# WORK REQUIRED:
Please transcribe the listing below in full and word for word, without its pictures.

# DATASET ENTRIES:
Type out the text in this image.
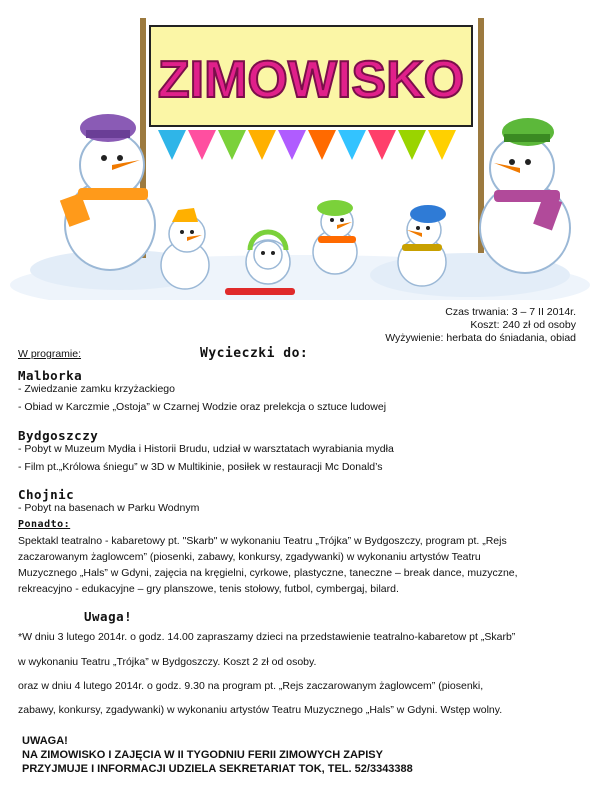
ZIMOWISKO
Czas trwania: 3 – 7 II 2014r.
Koszt: 240 zł od osoby
Wyżywienie: herbata do śniadania, obiad
W programie:	Wycieczki do:
Malborka
- Zwiedzanie zamku krzyżackiego
- Obiad w Karczmie „Ostoja” w Czarnej Wodzie oraz prelekcja o sztuce ludowej
Bydgoszczy
- Pobyt w Muzeum Mydła i Historii Brudu, udział w warsztatach wyrabiania mydła
- Film pt.„Królowa śniegu” w 3D w Multikinie, posiłek w restauracji Mc Donald’s
Chojnic
- Pobyt na basenach w Parku Wodnym
Ponadto:
Spektakl teatralno - kabaretowy pt. "Skarb" w wykonaniu Teatru „Trójka” w Bydgoszczy, program pt. „Rejs
zaczarowanym żaglowcem” (piosenki, zabawy, konkursy, zgadywanki) w wykonaniu artystów Teatru
Muzycznego „Hals” w Gdyni, zajęcia na kręgielni, cyrkowe, plastyczne, taneczne – break dance, muzyczne,
rekreacyjno - edukacyjne – gry planszowe, tenis stołowy, futbol, cymbergaj, bilard.
Uwaga!
*W dniu 3 lutego 2014r. o godz. 14.00 zapraszamy dzieci na przedstawienie teatralno-kabaretow pt „Skarb”
w wykonaniu Teatru „Trójka” w Bydgoszczy. Koszt 2 zł od osoby.
oraz w dniu 4 lutego 2014r. o godz. 9.30 na program pt. „Rejs zaczarowanym żaglowcem” (piosenki,
zabawy, konkursy, zgadywanki) w wykonaniu artystów Teatru Muzycznego „Hals” w Gdyni. Wstęp wolny.
UWAGA!
NA ZIMOWISKO I ZAJĘCIA W II TYGODNIU FERII ZIMOWYCH ZAPISY
PRZYJMUJE I INFORMACJI UDZIELA SEKRETARIAT TOK, TEL. 52/3343388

# EXERCISE RESULT:
Type out the text in this image.
ZIMOWISKO
Czas trwania: 3 – 7 II 2014r.
Koszt: 240 zł od osoby
Wyżywienie: herbata do śniadania, obiad
W programie:	Wycieczki do:
Malborka
- Zwiedzanie zamku krzyżackiego
- Obiad w Karczmie „Ostoja” w Czarnej Wodzie oraz prelekcja o sztuce ludowej
Bydgoszczy
- Pobyt w Muzeum Mydła i Historii Brudu, udział w warsztatach wyrabiania mydła
- Film pt.„Królowa śniegu” w 3D w Multikinie, posiłek w restauracji Mc Donald’s
Chojnic
- Pobyt na basenach w Parku Wodnym
Ponadto:
Spektakl teatralno - kabaretowy pt. "Skarb" w wykonaniu Teatru „Trójka” w Bydgoszczy, program pt. „Rejs
zaczarowanym żaglowcem” (piosenki, zabawy, konkursy, zgadywanki) w wykonaniu artystów Teatru
Muzycznego „Hals” w Gdyni, zajęcia na kręgielni, cyrkowe, plastyczne, taneczne – break dance, muzyczne,
rekreacyjno - edukacyjne – gry planszowe, tenis stołowy, futbol, cymbergaj, bilard.
Uwaga!
*W dniu 3 lutego 2014r. o godz. 14.00 zapraszamy dzieci na przedstawienie teatralno-kabaretow pt „Skarb”
w wykonaniu Teatru „Trójka” w Bydgoszczy. Koszt 2 zł od osoby.
oraz w dniu 4 lutego 2014r. o godz. 9.30 na program pt. „Rejs zaczarowanym żaglowcem” (piosenki,
zabawy, konkursy, zgadywanki) w wykonaniu artystów Teatru Muzycznego „Hals” w Gdyni. Wstęp wolny.
UWAGA!
NA ZIMOWISKO I ZAJĘCIA W II TYGODNIU FERII ZIMOWYCH ZAPISY
PRZYJMUJE I INFORMACJI UDZIELA SEKRETARIAT TOK, TEL. 52/3343388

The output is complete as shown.